(Saved data entries)
-=-=-

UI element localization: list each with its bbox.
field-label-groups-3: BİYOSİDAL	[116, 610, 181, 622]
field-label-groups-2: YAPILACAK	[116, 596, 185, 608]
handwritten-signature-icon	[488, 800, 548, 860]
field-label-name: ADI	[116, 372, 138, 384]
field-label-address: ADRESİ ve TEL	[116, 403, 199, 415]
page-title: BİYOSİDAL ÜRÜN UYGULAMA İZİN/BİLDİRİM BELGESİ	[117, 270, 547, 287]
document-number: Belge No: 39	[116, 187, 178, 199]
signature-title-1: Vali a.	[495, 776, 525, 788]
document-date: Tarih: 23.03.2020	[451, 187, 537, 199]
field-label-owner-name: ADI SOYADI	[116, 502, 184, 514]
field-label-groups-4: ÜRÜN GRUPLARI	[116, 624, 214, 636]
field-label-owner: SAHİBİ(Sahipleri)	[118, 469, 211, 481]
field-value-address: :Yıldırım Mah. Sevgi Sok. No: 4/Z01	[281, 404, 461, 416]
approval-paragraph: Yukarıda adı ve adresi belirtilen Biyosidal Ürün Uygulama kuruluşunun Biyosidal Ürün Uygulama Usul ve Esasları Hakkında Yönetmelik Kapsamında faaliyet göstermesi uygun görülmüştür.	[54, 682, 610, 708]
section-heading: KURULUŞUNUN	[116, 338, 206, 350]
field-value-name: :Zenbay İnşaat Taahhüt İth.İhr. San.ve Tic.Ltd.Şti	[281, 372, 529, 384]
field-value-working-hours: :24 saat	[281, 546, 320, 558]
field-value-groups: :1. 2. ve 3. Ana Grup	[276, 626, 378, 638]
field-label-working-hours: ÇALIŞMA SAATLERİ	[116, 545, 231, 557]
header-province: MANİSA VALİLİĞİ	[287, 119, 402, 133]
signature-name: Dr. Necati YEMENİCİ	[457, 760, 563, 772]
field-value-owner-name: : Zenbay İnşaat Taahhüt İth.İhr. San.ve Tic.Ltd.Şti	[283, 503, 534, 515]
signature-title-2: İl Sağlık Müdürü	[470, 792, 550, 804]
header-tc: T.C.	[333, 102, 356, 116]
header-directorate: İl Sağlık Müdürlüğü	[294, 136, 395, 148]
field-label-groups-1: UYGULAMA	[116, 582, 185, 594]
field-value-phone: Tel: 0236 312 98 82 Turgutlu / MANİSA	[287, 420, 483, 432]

-=-=-

SHORT EXERCISE:
Could you rewrite the lines above as a numbered list, leaving out any blank lines?

FINAL ANSWER:
1. UI element localization: list each with its bbox.
2. field-label-groups-3: BİYOSİDAL	[116, 610, 181, 622]
3. field-label-groups-2: YAPILACAK	[116, 596, 185, 608]
4. handwritten-signature-icon	[488, 800, 548, 860]
5. field-label-name: ADI	[116, 372, 138, 384]
6. field-label-address: ADRESİ ve TEL	[116, 403, 199, 415]
7. page-title: BİYOSİDAL ÜRÜN UYGULAMA İZİN/BİLDİRİM BELGESİ	[117, 270, 547, 287]
8. document-number: Belge No: 39	[116, 187, 178, 199]
9. signature-title-1: Vali a.	[495, 776, 525, 788]
10. document-date: Tarih: 23.03.2020	[451, 187, 537, 199]
11. field-label-owner-name: ADI SOYADI	[116, 502, 184, 514]
12. field-label-groups-4: ÜRÜN GRUPLARI	[116, 624, 214, 636]
13. field-label-owner: SAHİBİ(Sahipleri)	[118, 469, 211, 481]
14. field-value-address: :Yıldırım Mah. Sevgi Sok. No: 4/Z01	[281, 404, 461, 416]
15. approval-paragraph: Yukarıda adı ve adresi belirtilen Biyosidal Ürün Uygulama kuruluşunun Biyosidal Ürün Uygulama Usul ve Esasları Hakkında Yönetmelik Kapsamında faaliyet göstermesi uygun görülmüştür.	[54, 682, 610, 708]
16. section-heading: KURULUŞUNUN	[116, 338, 206, 350]
17. field-value-name: :Zenbay İnşaat Taahhüt İth.İhr. San.ve Tic.Ltd.Şti	[281, 372, 529, 384]
18. field-value-working-hours: :24 saat	[281, 546, 320, 558]
19. field-value-groups: :1. 2. ve 3. Ana Grup	[276, 626, 378, 638]
20. field-label-working-hours: ÇALIŞMA SAATLERİ	[116, 545, 231, 557]
21. header-province: MANİSA VALİLİĞİ	[287, 119, 402, 133]
22. signature-name: Dr. Necati YEMENİCİ	[457, 760, 563, 772]
23. field-value-owner-name: : Zenbay İnşaat Taahhüt İth.İhr. San.ve Tic.Ltd.Şti	[283, 503, 534, 515]
24. signature-title-2: İl Sağlık Müdürü	[470, 792, 550, 804]
25. header-tc: T.C.	[333, 102, 356, 116]
26. header-directorate: İl Sağlık Müdürlüğü	[294, 136, 395, 148]
27. field-label-groups-1: UYGULAMA	[116, 582, 185, 594]
28. field-value-phone: Tel: 0236 312 98 82 Turgutlu / MANİSA	[287, 420, 483, 432]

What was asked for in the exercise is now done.